_Work instructions_
Search the material for the word "Regression" and copy each line that holds it.

— start of Records shown —

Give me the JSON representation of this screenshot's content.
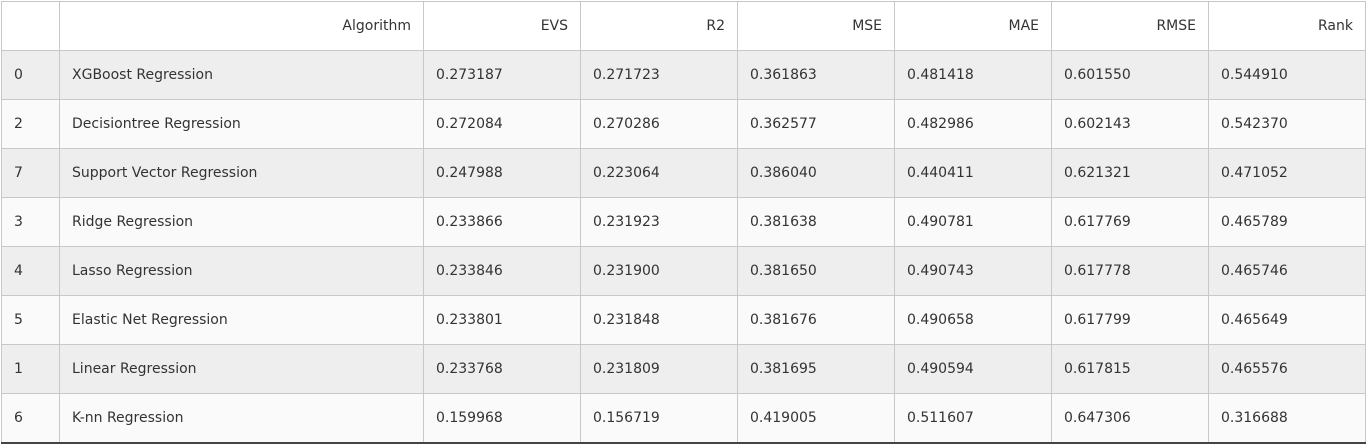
{
  "table": {
    "headers": [
      "",
      "Algorithm",
      "EVS",
      "R2",
      "MSE",
      "MAE",
      "RMSE",
      "Rank"
    ],
    "rows": [
      [
        "0",
        "XGBoost Regression",
        "0.273187",
        "0.271723",
        "0.361863",
        "0.481418",
        "0.601550",
        "0.544910"
      ],
      [
        "2",
        "Decisiontree Regression",
        "0.272084",
        "0.270286",
        "0.362577",
        "0.482986",
        "0.602143",
        "0.542370"
      ],
      [
        "7",
        "Support Vector Regression",
        "0.247988",
        "0.223064",
        "0.386040",
        "0.440411",
        "0.621321",
        "0.471052"
      ],
      [
        "3",
        "Ridge Regression",
        "0.233866",
        "0.231923",
        "0.381638",
        "0.490781",
        "0.617769",
        "0.465789"
      ],
      [
        "4",
        "Lasso Regression",
        "0.233846",
        "0.231900",
        "0.381650",
        "0.490743",
        "0.617778",
        "0.465746"
      ],
      [
        "5",
        "Elastic Net Regression",
        "0.233801",
        "0.231848",
        "0.381676",
        "0.490658",
        "0.617799",
        "0.465649"
      ],
      [
        "1",
        "Linear Regression",
        "0.233768",
        "0.231809",
        "0.381695",
        "0.490594",
        "0.617815",
        "0.465576"
      ],
      [
        "6",
        "K-nn Regression",
        "0.159968",
        "0.156719",
        "0.419005",
        "0.511607",
        "0.647306",
        "0.316688"
      ]
    ]
  }
}
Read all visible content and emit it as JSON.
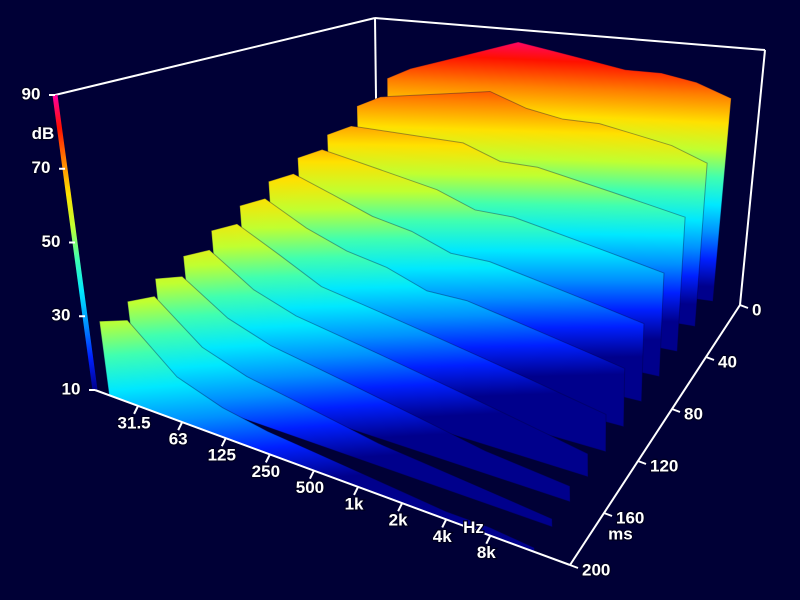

— end of Records shown —

_Result of this exercise_
        "XGBoost Regression",
        "Decisiontree Regression",
        "Support Vector Regression",
        "Ridge Regression",
        "Lasso Regression",
        "Elastic Net Regression",
        "Linear Regression",
        "K-nn Regression",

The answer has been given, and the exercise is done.